Exercise objective:
Show all lines holding the string "data".

Records for the exercise:
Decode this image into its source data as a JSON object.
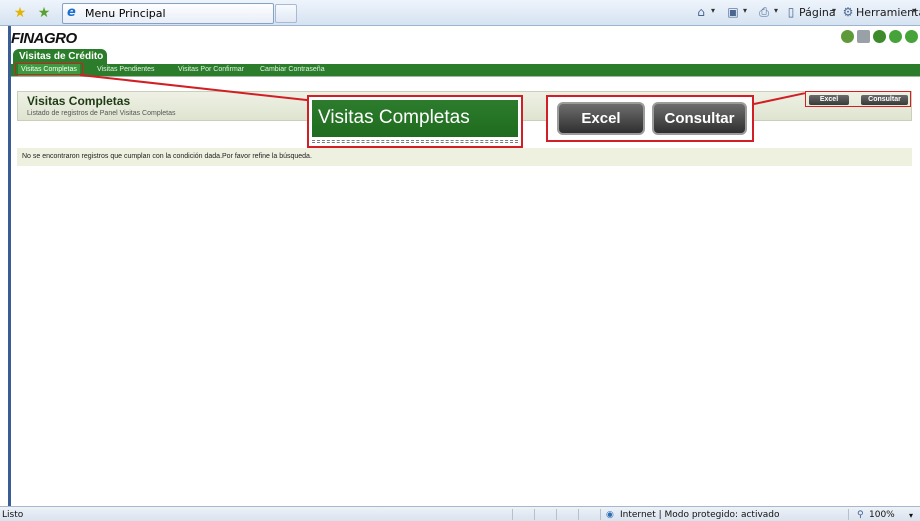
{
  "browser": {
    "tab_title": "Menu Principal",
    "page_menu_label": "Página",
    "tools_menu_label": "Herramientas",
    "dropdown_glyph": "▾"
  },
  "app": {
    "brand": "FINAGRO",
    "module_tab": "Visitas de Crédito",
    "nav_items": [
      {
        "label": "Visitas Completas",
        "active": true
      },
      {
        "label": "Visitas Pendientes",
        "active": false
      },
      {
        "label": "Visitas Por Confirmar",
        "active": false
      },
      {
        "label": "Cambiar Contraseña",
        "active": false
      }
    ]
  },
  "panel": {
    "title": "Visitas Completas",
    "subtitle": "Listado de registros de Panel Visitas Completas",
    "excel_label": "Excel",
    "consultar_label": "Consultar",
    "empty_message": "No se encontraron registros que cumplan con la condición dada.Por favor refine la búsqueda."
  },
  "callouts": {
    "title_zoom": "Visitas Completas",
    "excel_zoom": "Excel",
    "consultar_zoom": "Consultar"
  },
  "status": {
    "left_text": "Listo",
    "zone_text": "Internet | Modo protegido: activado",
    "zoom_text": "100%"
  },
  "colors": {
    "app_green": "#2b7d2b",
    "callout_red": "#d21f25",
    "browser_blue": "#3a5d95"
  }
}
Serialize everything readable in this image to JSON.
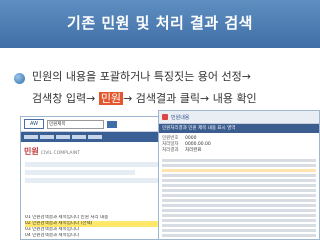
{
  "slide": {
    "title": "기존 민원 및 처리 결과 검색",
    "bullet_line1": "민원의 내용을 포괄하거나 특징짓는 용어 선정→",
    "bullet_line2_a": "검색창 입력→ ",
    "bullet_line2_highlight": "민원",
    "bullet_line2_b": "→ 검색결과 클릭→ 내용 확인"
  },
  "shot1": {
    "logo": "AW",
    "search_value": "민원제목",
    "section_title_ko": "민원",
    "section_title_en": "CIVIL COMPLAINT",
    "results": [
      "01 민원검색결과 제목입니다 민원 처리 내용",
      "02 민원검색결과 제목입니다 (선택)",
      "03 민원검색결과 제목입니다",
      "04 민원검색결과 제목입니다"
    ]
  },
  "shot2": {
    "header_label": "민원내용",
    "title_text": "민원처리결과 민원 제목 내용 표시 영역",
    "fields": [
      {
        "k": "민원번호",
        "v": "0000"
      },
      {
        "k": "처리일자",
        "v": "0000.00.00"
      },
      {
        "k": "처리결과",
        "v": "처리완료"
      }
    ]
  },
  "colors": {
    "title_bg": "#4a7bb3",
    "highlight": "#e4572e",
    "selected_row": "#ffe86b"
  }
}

==

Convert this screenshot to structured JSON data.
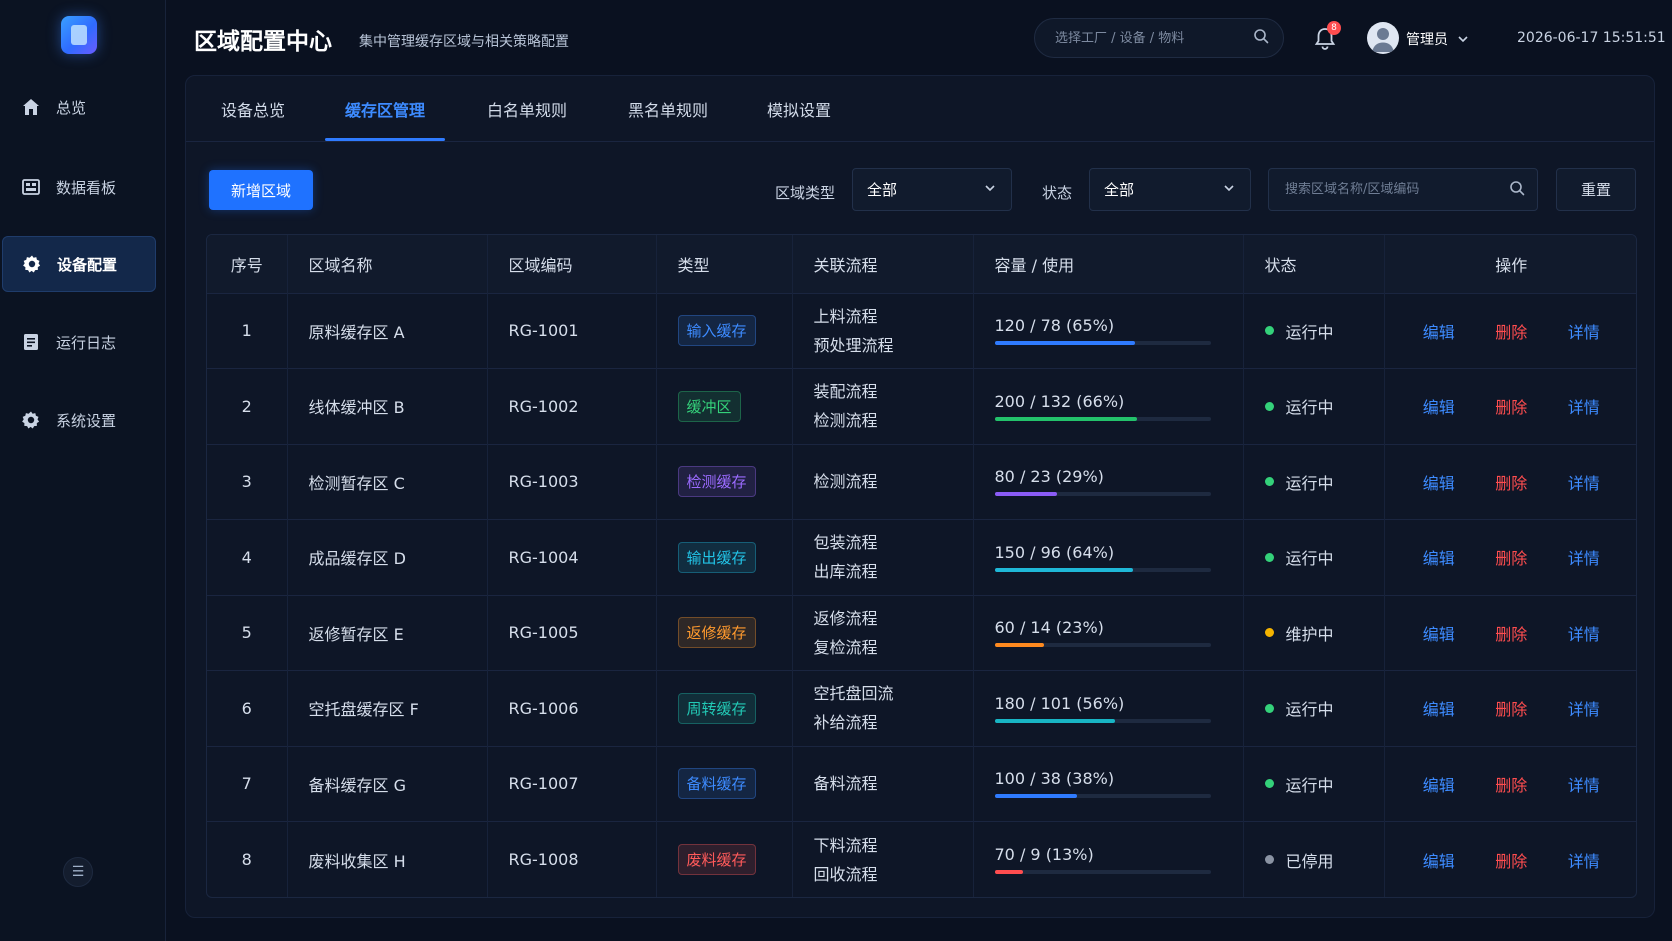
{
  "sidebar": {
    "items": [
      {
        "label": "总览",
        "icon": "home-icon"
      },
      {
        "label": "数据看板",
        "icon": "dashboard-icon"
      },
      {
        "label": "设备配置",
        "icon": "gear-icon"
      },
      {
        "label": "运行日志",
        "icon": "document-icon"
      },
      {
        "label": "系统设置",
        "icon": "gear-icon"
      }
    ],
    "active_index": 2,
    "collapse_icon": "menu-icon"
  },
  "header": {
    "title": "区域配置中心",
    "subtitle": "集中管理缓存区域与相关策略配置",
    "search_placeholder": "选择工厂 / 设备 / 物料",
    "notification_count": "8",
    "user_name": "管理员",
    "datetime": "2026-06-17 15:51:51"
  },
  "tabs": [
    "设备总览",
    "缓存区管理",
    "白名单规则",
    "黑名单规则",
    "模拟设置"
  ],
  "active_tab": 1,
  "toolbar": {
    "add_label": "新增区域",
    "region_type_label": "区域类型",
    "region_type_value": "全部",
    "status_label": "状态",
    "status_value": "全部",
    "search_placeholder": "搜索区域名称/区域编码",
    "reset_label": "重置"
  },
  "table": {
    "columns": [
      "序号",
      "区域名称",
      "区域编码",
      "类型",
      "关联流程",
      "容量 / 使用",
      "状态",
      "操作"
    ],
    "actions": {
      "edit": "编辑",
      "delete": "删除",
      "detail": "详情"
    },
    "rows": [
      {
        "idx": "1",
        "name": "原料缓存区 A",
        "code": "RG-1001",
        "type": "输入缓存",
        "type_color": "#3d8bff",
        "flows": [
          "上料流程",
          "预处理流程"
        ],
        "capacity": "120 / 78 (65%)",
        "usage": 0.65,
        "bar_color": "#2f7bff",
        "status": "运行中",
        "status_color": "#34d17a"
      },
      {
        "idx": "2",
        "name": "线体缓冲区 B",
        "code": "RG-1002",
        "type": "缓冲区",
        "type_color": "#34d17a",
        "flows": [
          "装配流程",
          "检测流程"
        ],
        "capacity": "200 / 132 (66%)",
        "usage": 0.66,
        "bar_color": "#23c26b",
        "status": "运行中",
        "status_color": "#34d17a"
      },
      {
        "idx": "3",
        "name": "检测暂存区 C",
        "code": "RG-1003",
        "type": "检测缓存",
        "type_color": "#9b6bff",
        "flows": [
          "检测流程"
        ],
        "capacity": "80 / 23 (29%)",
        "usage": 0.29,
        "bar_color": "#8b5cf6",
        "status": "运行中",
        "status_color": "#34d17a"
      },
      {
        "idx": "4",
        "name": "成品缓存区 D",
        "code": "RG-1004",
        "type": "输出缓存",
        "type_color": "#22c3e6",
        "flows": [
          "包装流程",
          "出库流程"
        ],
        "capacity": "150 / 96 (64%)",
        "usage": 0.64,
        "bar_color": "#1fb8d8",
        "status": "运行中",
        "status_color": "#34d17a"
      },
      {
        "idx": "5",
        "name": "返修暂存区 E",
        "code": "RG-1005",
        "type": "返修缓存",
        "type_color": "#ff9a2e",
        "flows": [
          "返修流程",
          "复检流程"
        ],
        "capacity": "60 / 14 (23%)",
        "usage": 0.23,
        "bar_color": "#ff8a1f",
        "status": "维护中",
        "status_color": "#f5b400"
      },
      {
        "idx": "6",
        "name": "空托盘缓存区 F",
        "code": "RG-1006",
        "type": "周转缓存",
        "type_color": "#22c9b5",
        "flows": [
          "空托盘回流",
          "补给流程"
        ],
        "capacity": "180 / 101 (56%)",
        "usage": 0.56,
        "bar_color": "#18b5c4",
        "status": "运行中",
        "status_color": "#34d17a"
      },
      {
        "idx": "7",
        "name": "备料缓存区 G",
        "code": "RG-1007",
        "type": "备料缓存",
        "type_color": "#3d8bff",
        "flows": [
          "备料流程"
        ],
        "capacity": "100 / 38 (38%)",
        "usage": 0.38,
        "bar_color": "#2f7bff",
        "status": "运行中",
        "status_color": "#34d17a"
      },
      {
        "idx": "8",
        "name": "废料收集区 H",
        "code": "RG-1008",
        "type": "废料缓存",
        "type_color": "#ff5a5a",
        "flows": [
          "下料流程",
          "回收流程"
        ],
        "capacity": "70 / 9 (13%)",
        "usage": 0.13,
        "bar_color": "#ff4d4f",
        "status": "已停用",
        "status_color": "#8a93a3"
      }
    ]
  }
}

The output:
Decode this image into its source data as a JSON object.
Convert this screenshot to structured JSON data.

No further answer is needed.